The data:
+---+

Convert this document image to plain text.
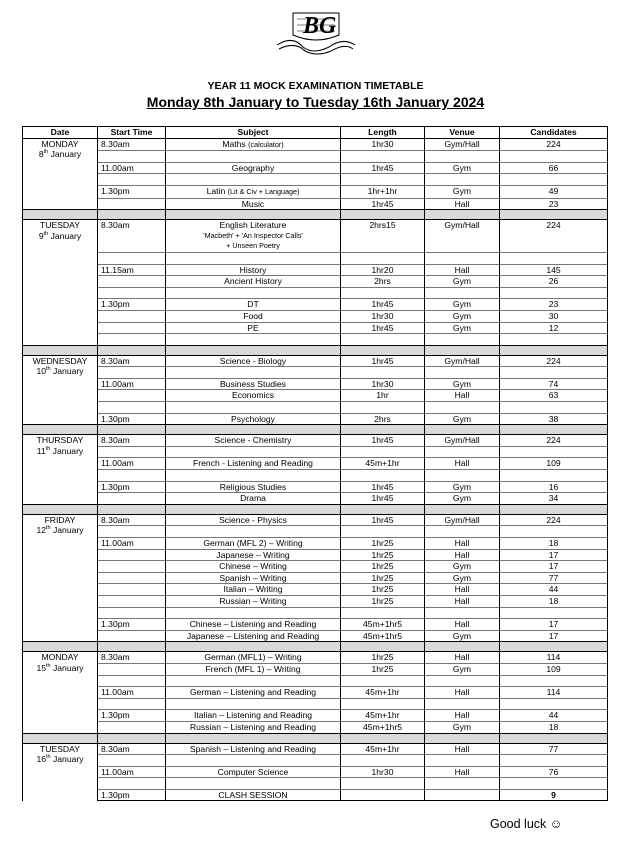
BG
YEAR 11 MOCK EXAMINATION TIMETABLE
Monday 8th January to Tuesday 16th January 2024
Date	Start Time	Subject	Length	Venue	Candidates

MONDAY
8th January	8.30am	Maths (calculator)	1hr30	Gym/Hall	224

	11.00am	Geography	1hr45	Gym	66

	1.30pm	Latin (Lit & Civ + Language)	1hr+1hr	Gym	49
		Music	1hr45	Hall	23

TUESDAY
9th January	8.30am	English Literature
'Macbeth' + 'An Inspector Calls'
+ Unseen Poetry	2hrs15	Gym/Hall	224

	11.15am	History	1hr20	Hall	145
		Ancient History	2hrs	Gym	26

	1.30pm	DT	1hr45	Gym	23
		Food	1hr30	Gym	30
		PE	1hr45	Gym	12

WEDNESDAY
10th January	8.30am	Science - Biology	1hr45	Gym/Hall	224

	11.00am	Business Studies	1hr30	Gym	74
		Economics	1hr	Hall	63

	1.30pm	Psychology	2hrs	Gym	38

THURSDAY
11th January	8.30am	Science - Chemistry	1hr45	Gym/Hall	224

	11.00am	French - Listening and Reading	45m+1hr	Hall	109

	1.30pm	Religious Studies	1hr45	Gym	16
		Drama	1hr45	Gym	34

FRIDAY
12th January	8.30am	Science - Physics	1hr45	Gym/Hall	224

	11.00am	German (MFL 2) – Writing	1hr25	Hall	18
		Japanese – Writing	1hr25	Hall	17
		Chinese – Writing	1hr25	Gym	17
		Spanish – Writing	1hr25	Gym	77
		Italian – Writing	1hr25	Hall	44
		Russian – Writing	1hr25	Hall	18

	1.30pm	Chinese – Listening and Reading	45m+1hr5	Hall	17
		Japanese – Listening and Reading	45m+1hr5	Gym	17

MONDAY
15th January	8.30am	German (MFL1) – Writing	1hr25	Hall	114
		French (MFL 1) – Writing	1hr25	Gym	109

	11.00am	German – Listening and Reading	45m+1hr	Hall	114

	1.30pm	Italian – Listening and Reading	45m+1hr	Hall	44
		Russian – Listening and Reading	45m+1hr5	Gym	18

TUESDAY
16th January	8.30am	Spanish – Listening and Reading	45m+1hr	Hall	77

	11.00am	Computer Science	1hr30	Hall	76

	1.30pm	CLASH SESSION			9
Good luck ☺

+---+

Short problem: Pull out and copy each line containing the string "Italian".

Full solution:
		Italian – Writing	1hr25	Hall	44
	1.30pm	Italian – Listening and Reading	45m+1hr	Hall	44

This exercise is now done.